- **資料を調べる**:
(a) jefcode のオプション説明のうち、「キーワード s:, e:, l: の値を指定する場合, キーワードと値との間に空白を入れずに指定しないといけません.」から「という 名前の KMAPファイルを参照します。このファイルがない場合はエラーとなります。」までを両端も含めて一字一句違えずに書き写すこと。
(b) jefcode のオプション説明を、末尾の文の次から再び書き進めること。

- **原文**:
*****

キーワード s:, e:, l: の値を指定する場合, キーワードと値との間に空白を入れずに指定しないといけません.
−ip dec −op jefの場合
-f オプションを指定しない場合は,先頭レコードが "<ESC>}"で 始まらない限り漢字モードから始まるものと見なします。
−ip jef −op decの場合
-f オプションを指定しない場合は,先頭レコードが "Shift-K"で始まらない 限り 英数字モードから始まるものと見なします。
-k[ KMAPレコード数 ]
KMAP レコード数の省略値は 1 です。 −ip dec −op jefの場合
−k を指定した時,入力ファイル名に ".kmap" を付加したファイルが,入力 ファイルの全角,半角コード混在情報を示す KMAPファイルであるとみなされます。 ただし,環境変数 JEFCODE_KMAPFILE で指定されているファイル名があればそのファ イル名が優先的に使用されます。以下は C-shell の場合の環境変数の定義例です。 % setenv JEFCODE_KMAPFILE KMAPファイル名 コード変換は KMAP ファイルに定義されている情報に従って実行されます。 KMAPレコード数の指定がある場合,KMAPファイルの先頭レコードから指定された レコード数を変換する際に使用します。KMAPファイル内の全 KMAPレコード数が, 指定された値より小さい場合は,全KMAPレコード数が指定されているものとして 処理されます。−k と −e は同時には指定できません。
この指定がない場合は,−e の指定に従います。
また KMAPコードが "Xk" で,対応する入力コードが漢字コードだった場合は, KMAPコードは"XX"であると見なします。
入力ファイルとして標準入力を使用した場合は,jefcode_stdio.kmap という 名前の KMAPファイルを参照します。このファイルがない場合はエラーとなります。
−ip jef −op decの場合
−k の指定がある場合,コマンド・パラメータで指定した出力ファイル中に 1 バイトコードがあっても,エスケープ・シーケンス (SS2 または LS2R,LS3R)を 挿入せず,出力ファイル名に ".kmap" を付加したファイルを作成し,2バイトコー ド・1バイトコードの混在情報を出力します。ただし,環境変数 JEFCODE_KMAPFILE に KMAPファイル名が割り当てられている場合は,そのファイル名で KMAPファイル が作成されます。KMAPレコード数の指定がある場合,KMAPファイルに出力されるのは, 出力ファイルの先頭レコードから数えて KMAPレコード数分のレコードに対する 2バイ トコード・1バイトコードの混在情報です。 −k と −e は同時には指定できません。この指定がない場合は, −e の指定により変換を行います。

*****

- **データ抜粋**:
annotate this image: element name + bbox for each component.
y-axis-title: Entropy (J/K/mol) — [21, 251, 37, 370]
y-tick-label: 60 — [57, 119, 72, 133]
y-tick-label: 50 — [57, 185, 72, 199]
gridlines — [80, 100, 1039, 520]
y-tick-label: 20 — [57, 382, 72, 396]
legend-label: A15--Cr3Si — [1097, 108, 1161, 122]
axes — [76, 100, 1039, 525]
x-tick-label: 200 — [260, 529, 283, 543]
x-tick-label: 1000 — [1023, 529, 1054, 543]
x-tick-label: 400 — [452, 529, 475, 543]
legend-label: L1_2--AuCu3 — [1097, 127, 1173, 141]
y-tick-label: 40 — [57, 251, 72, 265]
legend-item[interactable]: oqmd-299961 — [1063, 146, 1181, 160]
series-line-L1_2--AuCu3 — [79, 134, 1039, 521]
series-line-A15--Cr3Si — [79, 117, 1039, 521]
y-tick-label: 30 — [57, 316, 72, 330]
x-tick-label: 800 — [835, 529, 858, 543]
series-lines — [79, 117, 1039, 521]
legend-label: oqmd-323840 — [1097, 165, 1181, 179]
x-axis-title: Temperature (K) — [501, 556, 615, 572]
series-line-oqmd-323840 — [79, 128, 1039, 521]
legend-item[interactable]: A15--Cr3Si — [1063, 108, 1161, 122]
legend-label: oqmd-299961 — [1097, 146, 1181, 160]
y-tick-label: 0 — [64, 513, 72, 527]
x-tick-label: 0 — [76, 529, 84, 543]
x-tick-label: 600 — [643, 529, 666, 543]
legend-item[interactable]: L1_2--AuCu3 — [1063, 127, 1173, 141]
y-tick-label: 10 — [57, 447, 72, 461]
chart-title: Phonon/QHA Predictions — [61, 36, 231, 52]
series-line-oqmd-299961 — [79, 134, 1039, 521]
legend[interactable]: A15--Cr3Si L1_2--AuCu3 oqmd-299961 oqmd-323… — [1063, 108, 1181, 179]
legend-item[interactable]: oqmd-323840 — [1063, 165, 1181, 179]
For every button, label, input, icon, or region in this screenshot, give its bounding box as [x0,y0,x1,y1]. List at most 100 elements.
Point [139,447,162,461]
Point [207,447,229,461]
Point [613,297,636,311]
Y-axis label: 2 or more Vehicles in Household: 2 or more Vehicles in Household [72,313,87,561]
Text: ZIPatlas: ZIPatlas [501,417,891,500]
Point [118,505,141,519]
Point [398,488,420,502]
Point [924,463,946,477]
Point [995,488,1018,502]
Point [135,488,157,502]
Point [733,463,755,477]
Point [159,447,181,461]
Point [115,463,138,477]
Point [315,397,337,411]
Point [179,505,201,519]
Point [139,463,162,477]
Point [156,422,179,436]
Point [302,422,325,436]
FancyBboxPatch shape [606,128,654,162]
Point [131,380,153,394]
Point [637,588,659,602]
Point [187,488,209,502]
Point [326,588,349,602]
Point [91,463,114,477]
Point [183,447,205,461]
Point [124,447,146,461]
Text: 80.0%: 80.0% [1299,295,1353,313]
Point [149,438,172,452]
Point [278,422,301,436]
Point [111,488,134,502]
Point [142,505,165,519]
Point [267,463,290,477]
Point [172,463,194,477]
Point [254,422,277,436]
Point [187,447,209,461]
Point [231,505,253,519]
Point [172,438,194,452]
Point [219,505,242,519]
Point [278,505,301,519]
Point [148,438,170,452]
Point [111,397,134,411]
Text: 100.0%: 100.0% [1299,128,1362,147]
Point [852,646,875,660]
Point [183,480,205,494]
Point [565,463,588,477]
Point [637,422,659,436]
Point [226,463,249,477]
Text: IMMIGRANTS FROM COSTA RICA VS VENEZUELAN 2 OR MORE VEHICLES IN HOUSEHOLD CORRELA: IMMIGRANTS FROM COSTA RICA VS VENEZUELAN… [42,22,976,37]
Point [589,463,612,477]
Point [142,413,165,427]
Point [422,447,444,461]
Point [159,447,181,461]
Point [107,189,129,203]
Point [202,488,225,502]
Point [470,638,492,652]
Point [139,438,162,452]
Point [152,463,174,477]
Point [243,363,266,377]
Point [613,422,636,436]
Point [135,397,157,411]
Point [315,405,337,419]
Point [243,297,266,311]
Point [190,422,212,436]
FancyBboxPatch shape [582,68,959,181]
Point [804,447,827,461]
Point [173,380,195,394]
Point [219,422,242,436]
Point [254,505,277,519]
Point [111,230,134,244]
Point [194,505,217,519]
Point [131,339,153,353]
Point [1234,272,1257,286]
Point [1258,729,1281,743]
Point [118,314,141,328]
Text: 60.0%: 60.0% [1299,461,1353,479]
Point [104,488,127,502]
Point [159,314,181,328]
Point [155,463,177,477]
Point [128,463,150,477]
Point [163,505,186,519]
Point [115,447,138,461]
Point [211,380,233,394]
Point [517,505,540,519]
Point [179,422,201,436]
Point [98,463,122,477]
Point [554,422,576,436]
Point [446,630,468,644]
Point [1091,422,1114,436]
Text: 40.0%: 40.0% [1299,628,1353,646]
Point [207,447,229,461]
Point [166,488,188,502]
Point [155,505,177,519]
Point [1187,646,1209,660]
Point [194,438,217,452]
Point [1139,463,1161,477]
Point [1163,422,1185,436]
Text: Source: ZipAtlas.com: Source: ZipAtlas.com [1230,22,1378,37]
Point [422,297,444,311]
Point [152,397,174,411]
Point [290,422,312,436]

*****

- **番号付き解答**:
(a)
キーワード s:, e:, l: の値を指定する場合, キーワードと値との間に空白を入れずに指定しないといけません.
−ip dec −op jefの場合
-f オプションを指定しない場合は,先頭レコードが "<ESC>}"で 始まらない限り漢字モードから始まるものと見なします。
−ip jef −op decの場合
-f オプションを指定しない場合は,先頭レコードが "Shift-K"で始まらない 限り 英数字モードから始まるものと見なします。
-k[ KMAPレコード数 ]
KMAP レコード数の省略値は 1 です。 −ip dec −op jefの場合
−k を指定した時,入力ファイル名に ".kmap" を付加したファイルが,入力 ファイルの全角,半角コード混在情報を示す KMAPファイルであるとみなされます。 ただし,環境変数 JEFCODE_KMAPFILE で指定されているファイル名があればそのファ イル名が優先的に使用されます。以下は C-shell の場合の環境変数の定義例です。 % setenv JEFCODE_KMAPFILE KMAPファイル名 コード変換は KMAP ファイルに定義されている情報に従って実行されます。 KMAPレコード数の指定がある場合,KMAPファイルの先頭レコードから指定された レコード数を変換する際に使用します。KMAPファイル内の全 KMAPレコード数が, 指定された値より小さい場合は,全KMAPレコード数が指定されているものとして 処理されます。−k と −e は同時には指定できません。
この指定がない場合は,−e の指定に従います。
また KMAPコードが "Xk" で,対応する入力コードが漢字コードだった場合は, KMAPコードは"XX"であると見なします。
入力ファイルとして標準入力を使用した場合は,jefcode_stdio.kmap という 名前の KMAPファイルを参照します。このファイルがない場合はエラーとなります。

(b)
出力ファイルとして標準出力を使用した場合は,jefcode_stdio.kmap という 名前の KMAPファイルが作成されます。
注意
−k オプションを指定し,JEF→DEC→JEF のように変換させようとして, jefcode コマンドをパイプでつないで連続実行させると,出力中の KMAPファイル が参照できずにエラーとなります。この場合はコマンドを複数回に分けて実行 して下さい。
-t
このオプションは,-ip dec -op jef の指定の場合有効です。 -t の指定がある場合は,タブをそれ自体有効なコードと解釈し, タブ・コードを空白文字列へ変換することを行いません。 -t の指定がない場合は,タブ・コードを次の文字位置が 8の倍数となる ようにタブ文字を空白文字に変換します。
空白文字列の変換は,DECコードから JEFコードへの変換の前に行われます。 したがって全角コードの前後に挿入される Shift-K/Shift-A文字は,タブ位置の計算 には含まれません。
注意
jefcodeユーティリティが ファイル・アクセス中に何らかのエラーを検出した場合は, その旨を告げるメッセージを表示し,出力ファイルは消去されます。